**Problem details:** Look below for the line containing "Extract the structured", then write out that line and every line after it to the end, exactly, minus the pictures.

**Data provided:**
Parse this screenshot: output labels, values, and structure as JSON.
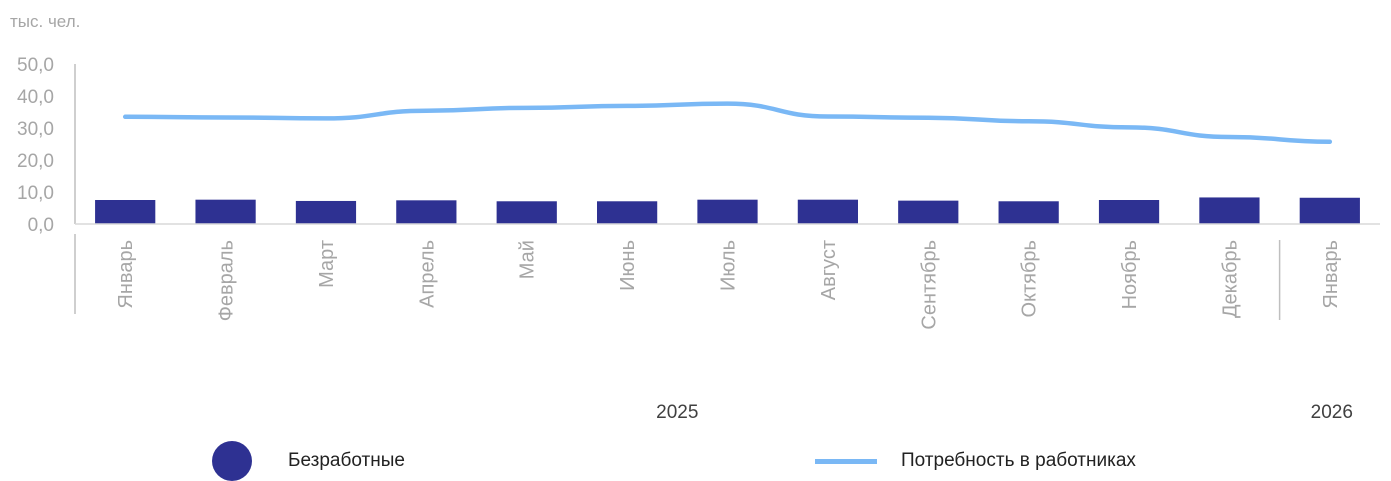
{
  "chart_data": {
    "type": "bar",
    "unit_label": "тыс. чел.",
    "categories": [
      "Январь",
      "Февраль",
      "Март",
      "Апрель",
      "Май",
      "Июнь",
      "Июль",
      "Август",
      "Сентябрь",
      "Октябрь",
      "Ноябрь",
      "Декабрь",
      "Январь"
    ],
    "year_groups": [
      {
        "label": "2025",
        "start": 0,
        "end": 11
      },
      {
        "label": "2026",
        "start": 12,
        "end": 12
      }
    ],
    "y_ticks": [
      "0,0",
      "10,0",
      "20,0",
      "30,0",
      "40,0",
      "50,0"
    ],
    "ylim": [
      0,
      50
    ],
    "series": [
      {
        "name": "Безработные",
        "type": "bar",
        "color": "#2e3192",
        "values": [
          7.5,
          7.6,
          7.2,
          7.4,
          7.1,
          7.1,
          7.6,
          7.6,
          7.3,
          7.1,
          7.5,
          8.3,
          8.2
        ]
      },
      {
        "name": "Потребность в работниках",
        "type": "line",
        "color": "#7ab8f5",
        "values": [
          33.5,
          33.3,
          33.0,
          35.4,
          36.3,
          36.9,
          37.6,
          33.6,
          33.2,
          32.1,
          30.2,
          27.2,
          25.7
        ]
      }
    ],
    "legend_position": "bottom",
    "grid": false
  }
}
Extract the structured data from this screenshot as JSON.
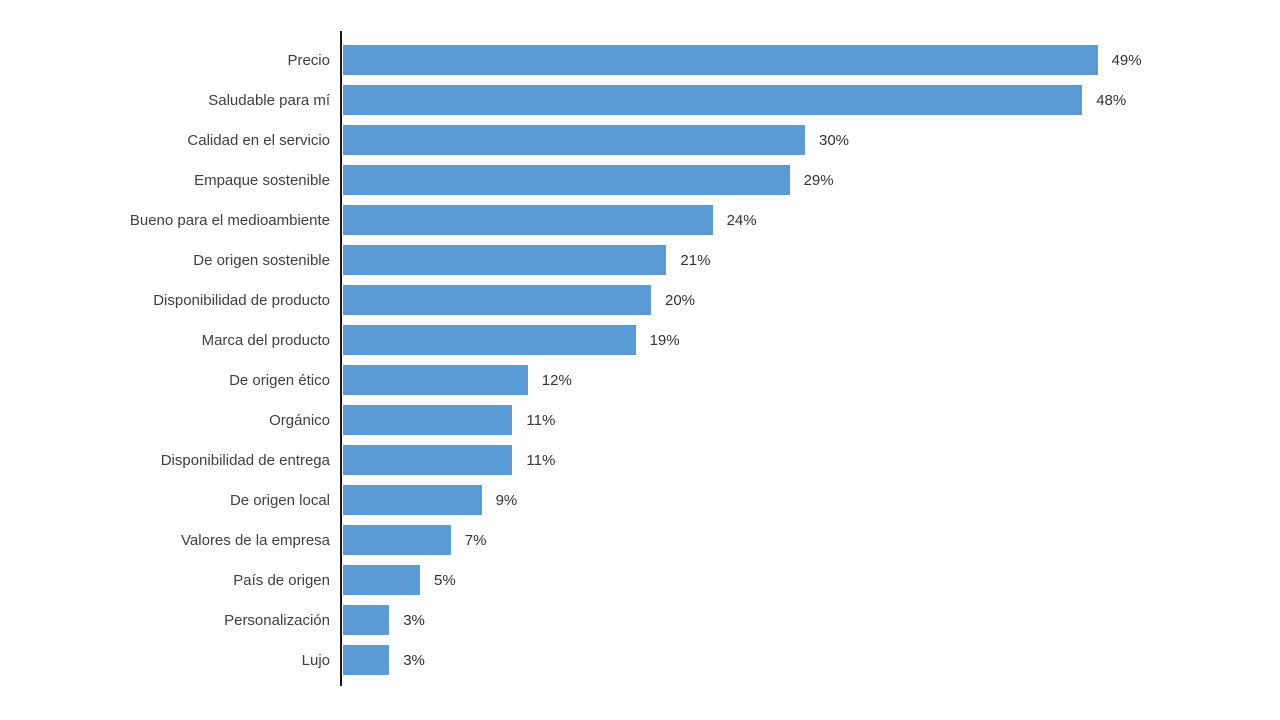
{
  "chart_data": {
    "type": "bar",
    "orientation": "horizontal",
    "categories": [
      "Precio",
      "Saludable para mí",
      "Calidad en el servicio",
      "Empaque sostenible",
      "Bueno para el medioambiente",
      "De origen sostenible",
      "Disponibilidad de producto",
      "Marca del producto",
      "De origen ético",
      "Orgánico",
      "Disponibilidad de entrega",
      "De origen local",
      "Valores de la empresa",
      "País de origen",
      "Personalización",
      "Lujo"
    ],
    "values": [
      49,
      48,
      30,
      29,
      24,
      21,
      20,
      19,
      12,
      11,
      11,
      9,
      7,
      5,
      3,
      3
    ],
    "value_suffix": "%",
    "xlim": [
      0,
      50
    ],
    "grid": false,
    "bar_color": "#5B9BD5",
    "axis_color": "#1a1a1a",
    "label_color": "#404040",
    "value_color": "#333333"
  }
}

**Solved exercise:**
Extract the structured data from this screenshot as JSON.
{
  "chart_data": {
    "type": "bar",
    "orientation": "horizontal",
    "categories": [
      "Precio",
      "Saludable para mí",
      "Calidad en el servicio",
      "Empaque sostenible",
      "Bueno para el medioambiente",
      "De origen sostenible",
      "Disponibilidad de producto",
      "Marca del producto",
      "De origen ético",
      "Orgánico",
      "Disponibilidad de entrega",
      "De origen local",
      "Valores de la empresa",
      "País de origen",
      "Personalización",
      "Lujo"
    ],
    "values": [
      49,
      48,
      30,
      29,
      24,
      21,
      20,
      19,
      12,
      11,
      11,
      9,
      7,
      5,
      3,
      3
    ],
    "value_suffix": "%",
    "xlim": [
      0,
      50
    ],
    "grid": false,
    "bar_color": "#5B9BD5",
    "axis_color": "#1a1a1a",
    "label_color": "#404040",
    "value_color": "#333333"
  }
}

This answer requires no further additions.